## Exercise aim
Print every entry exactly as written.
· · · · · · ·
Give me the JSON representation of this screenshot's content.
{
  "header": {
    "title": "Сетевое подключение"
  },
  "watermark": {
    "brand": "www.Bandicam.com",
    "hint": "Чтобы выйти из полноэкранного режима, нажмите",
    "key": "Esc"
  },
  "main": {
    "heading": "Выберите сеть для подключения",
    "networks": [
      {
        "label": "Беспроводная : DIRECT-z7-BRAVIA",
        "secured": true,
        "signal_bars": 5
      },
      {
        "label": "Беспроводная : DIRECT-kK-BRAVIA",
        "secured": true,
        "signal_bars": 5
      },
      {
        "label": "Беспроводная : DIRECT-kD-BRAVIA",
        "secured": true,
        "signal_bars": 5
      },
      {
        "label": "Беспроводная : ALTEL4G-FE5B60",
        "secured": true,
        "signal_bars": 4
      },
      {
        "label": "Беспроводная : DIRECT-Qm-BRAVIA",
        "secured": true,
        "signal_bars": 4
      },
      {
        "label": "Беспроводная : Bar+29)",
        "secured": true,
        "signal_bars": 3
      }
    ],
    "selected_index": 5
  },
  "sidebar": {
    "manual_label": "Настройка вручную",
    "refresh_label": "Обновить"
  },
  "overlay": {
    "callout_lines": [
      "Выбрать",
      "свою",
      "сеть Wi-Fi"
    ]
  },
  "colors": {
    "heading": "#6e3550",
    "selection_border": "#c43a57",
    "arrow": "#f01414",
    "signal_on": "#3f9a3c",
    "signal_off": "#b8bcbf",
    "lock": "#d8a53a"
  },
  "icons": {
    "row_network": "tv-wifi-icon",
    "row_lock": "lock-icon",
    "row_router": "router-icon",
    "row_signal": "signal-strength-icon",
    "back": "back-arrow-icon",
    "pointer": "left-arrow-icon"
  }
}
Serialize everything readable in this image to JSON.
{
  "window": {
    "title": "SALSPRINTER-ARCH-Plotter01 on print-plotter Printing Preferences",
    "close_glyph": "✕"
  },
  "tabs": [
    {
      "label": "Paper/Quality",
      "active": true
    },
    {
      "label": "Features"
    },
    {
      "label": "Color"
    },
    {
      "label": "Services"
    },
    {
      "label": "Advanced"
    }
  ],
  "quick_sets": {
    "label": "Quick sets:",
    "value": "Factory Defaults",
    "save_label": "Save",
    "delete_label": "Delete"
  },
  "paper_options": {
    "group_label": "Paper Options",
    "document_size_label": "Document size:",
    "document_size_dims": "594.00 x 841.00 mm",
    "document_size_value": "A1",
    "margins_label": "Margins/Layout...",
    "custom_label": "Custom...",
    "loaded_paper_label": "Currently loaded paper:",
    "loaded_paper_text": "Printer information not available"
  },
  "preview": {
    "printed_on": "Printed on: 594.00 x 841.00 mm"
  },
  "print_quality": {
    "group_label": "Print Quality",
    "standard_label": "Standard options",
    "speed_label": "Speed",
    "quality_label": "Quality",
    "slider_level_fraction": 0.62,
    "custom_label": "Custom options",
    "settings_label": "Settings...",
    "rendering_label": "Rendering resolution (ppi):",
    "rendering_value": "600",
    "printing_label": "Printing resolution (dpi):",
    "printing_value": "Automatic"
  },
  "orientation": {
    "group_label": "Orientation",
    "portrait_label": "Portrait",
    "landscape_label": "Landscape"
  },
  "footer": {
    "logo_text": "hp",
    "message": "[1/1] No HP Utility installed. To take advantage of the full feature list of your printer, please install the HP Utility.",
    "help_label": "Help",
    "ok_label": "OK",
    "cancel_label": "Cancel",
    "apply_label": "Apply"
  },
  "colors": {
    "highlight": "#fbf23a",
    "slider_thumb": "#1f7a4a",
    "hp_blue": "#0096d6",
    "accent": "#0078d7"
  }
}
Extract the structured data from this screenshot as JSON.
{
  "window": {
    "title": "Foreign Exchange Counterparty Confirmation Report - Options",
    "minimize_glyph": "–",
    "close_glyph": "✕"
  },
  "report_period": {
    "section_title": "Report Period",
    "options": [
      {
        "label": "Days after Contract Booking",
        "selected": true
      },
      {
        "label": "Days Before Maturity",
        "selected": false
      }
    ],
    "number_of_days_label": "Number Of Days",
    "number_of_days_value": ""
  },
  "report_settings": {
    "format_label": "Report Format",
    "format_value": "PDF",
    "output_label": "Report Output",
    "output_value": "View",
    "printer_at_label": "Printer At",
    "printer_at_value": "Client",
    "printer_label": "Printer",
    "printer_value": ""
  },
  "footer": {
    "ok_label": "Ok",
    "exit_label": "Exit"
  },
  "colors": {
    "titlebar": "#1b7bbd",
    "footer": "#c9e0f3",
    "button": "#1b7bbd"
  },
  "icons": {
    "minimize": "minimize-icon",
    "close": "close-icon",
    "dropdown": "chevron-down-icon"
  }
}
· · · · · · ·
## Exercise result
Give me the JSON representation of this screenshot's content.
{
  "header": {
    "title": "Сетевое подключение"
  },
  "watermark": {
    "brand": "www.Bandicam.com",
    "hint": "Чтобы выйти из полноэкранного режима, нажмите",
    "key": "Esc"
  },
  "main": {
    "heading": "Выберите сеть для подключения",
    "networks": [
      {
        "label": "Беспроводная : DIRECT-z7-BRAVIA",
        "secured": true,
        "signal_bars": 5
      },
      {
        "label": "Беспроводная : DIRECT-kK-BRAVIA",
        "secured": true,
        "signal_bars": 5
      },
      {
        "label": "Беспроводная : DIRECT-kD-BRAVIA",
        "secured": true,
        "signal_bars": 5
      },
      {
        "label": "Беспроводная : ALTEL4G-FE5B60",
        "secured": true,
        "signal_bars": 4
      },
      {
        "label": "Беспроводная : DIRECT-Qm-BRAVIA",
        "secured": true,
        "signal_bars": 4
      },
      {
        "label": "Беспроводная : Bar+29)",
        "secured": true,
        "signal_bars": 3
      }
    ],
    "selected_index": 5
  },
  "sidebar": {
    "manual_label": "Настройка вручную",
    "refresh_label": "Обновить"
  },
  "overlay": {
    "callout_lines": [
      "Выбрать",
      "свою",
      "сеть Wi-Fi"
    ]
  },
  "colors": {
    "heading": "#6e3550",
    "selection_border": "#c43a57",
    "arrow": "#f01414",
    "signal_on": "#3f9a3c",
    "signal_off": "#b8bcbf",
    "lock": "#d8a53a"
  },
  "icons": {
    "row_network": "tv-wifi-icon",
    "row_lock": "lock-icon",
    "row_router": "router-icon",
    "row_signal": "signal-strength-icon",
    "back": "back-arrow-icon",
    "pointer": "left-arrow-icon"
  }
}
Serialize everything readable in this image to JSON.
{
  "window": {
    "title": "SALSPRINTER-ARCH-Plotter01 on print-plotter Printing Preferences",
    "close_glyph": "✕"
  },
  "tabs": [
    {
      "label": "Paper/Quality",
      "active": true
    },
    {
      "label": "Features"
    },
    {
      "label": "Color"
    },
    {
      "label": "Services"
    },
    {
      "label": "Advanced"
    }
  ],
  "quick_sets": {
    "label": "Quick sets:",
    "value": "Factory Defaults",
    "save_label": "Save",
    "delete_label": "Delete"
  },
  "paper_options": {
    "group_label": "Paper Options",
    "document_size_label": "Document size:",
    "document_size_dims": "594.00 x 841.00 mm",
    "document_size_value": "A1",
    "margins_label": "Margins/Layout...",
    "custom_label": "Custom...",
    "loaded_paper_label": "Currently loaded paper:",
    "loaded_paper_text": "Printer information not available"
  },
  "preview": {
    "printed_on": "Printed on: 594.00 x 841.00 mm"
  },
  "print_quality": {
    "group_label": "Print Quality",
    "standard_label": "Standard options",
    "speed_label": "Speed",
    "quality_label": "Quality",
    "slider_level_fraction": 0.62,
    "custom_label": "Custom options",
    "settings_label": "Settings...",
    "rendering_label": "Rendering resolution (ppi):",
    "rendering_value": "600",
    "printing_label": "Printing resolution (dpi):",
    "printing_value": "Automatic"
  },
  "orientation": {
    "group_label": "Orientation",
    "portrait_label": "Portrait",
    "landscape_label": "Landscape"
  },
  "footer": {
    "logo_text": "hp",
    "message": "[1/1] No HP Utility installed. To take advantage of the full feature list of your printer, please install the HP Utility.",
    "help_label": "Help",
    "ok_label": "OK",
    "cancel_label": "Cancel",
    "apply_label": "Apply"
  },
  "colors": {
    "highlight": "#fbf23a",
    "slider_thumb": "#1f7a4a",
    "hp_blue": "#0096d6",
    "accent": "#0078d7"
  }
}
Extract the structured data from this screenshot as JSON.
{
  "window": {
    "title": "Foreign Exchange Counterparty Confirmation Report - Options",
    "minimize_glyph": "–",
    "close_glyph": "✕"
  },
  "report_period": {
    "section_title": "Report Period",
    "options": [
      {
        "label": "Days after Contract Booking",
        "selected": true
      },
      {
        "label": "Days Before Maturity",
        "selected": false
      }
    ],
    "number_of_days_label": "Number Of Days",
    "number_of_days_value": ""
  },
  "report_settings": {
    "format_label": "Report Format",
    "format_value": "PDF",
    "output_label": "Report Output",
    "output_value": "View",
    "printer_at_label": "Printer At",
    "printer_at_value": "Client",
    "printer_label": "Printer",
    "printer_value": ""
  },
  "footer": {
    "ok_label": "Ok",
    "exit_label": "Exit"
  },
  "colors": {
    "titlebar": "#1b7bbd",
    "footer": "#c9e0f3",
    "button": "#1b7bbd"
  },
  "icons": {
    "minimize": "minimize-icon",
    "close": "close-icon",
    "dropdown": "chevron-down-icon"
  }
}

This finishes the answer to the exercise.